Start Input records
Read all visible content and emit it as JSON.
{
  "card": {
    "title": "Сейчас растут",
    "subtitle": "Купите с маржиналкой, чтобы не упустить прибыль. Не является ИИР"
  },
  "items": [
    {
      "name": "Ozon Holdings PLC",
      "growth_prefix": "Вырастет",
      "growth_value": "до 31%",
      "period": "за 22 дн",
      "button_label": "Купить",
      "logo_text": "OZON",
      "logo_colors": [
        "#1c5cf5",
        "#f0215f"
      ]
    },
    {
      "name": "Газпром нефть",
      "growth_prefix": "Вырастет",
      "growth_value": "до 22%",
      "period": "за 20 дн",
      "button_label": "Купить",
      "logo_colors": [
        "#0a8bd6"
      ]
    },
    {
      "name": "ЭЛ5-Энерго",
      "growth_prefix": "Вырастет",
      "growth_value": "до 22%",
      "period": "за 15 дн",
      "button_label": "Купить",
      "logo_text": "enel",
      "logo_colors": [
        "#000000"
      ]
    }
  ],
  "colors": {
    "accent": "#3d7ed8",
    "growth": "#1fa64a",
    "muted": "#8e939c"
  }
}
End Input records
[Problem to solve]: Would you copy out each line exactly as written?

[Full solution]:
Read all visible content and emit it as JSON.
{
  "card": {
    "title": "Сейчас растут",
    "subtitle": "Купите с маржиналкой, чтобы не упустить прибыль. Не является ИИР"
  },
  "items": [
    {
      "name": "Ozon Holdings PLC",
      "growth_prefix": "Вырастет",
      "growth_value": "до 31%",
      "period": "за 22 дн",
      "button_label": "Купить",
      "logo_text": "OZON",
      "logo_colors": [
        "#1c5cf5",
        "#f0215f"
      ]
    },
    {
      "name": "Газпром нефть",
      "growth_prefix": "Вырастет",
      "growth_value": "до 22%",
      "period": "за 20 дн",
      "button_label": "Купить",
      "logo_colors": [
        "#0a8bd6"
      ]
    },
    {
      "name": "ЭЛ5-Энерго",
      "growth_prefix": "Вырастет",
      "growth_value": "до 22%",
      "period": "за 15 дн",
      "button_label": "Купить",
      "logo_text": "enel",
      "logo_colors": [
        "#000000"
      ]
    }
  ],
  "colors": {
    "accent": "#3d7ed8",
    "growth": "#1fa64a",
    "muted": "#8e939c"
  }
}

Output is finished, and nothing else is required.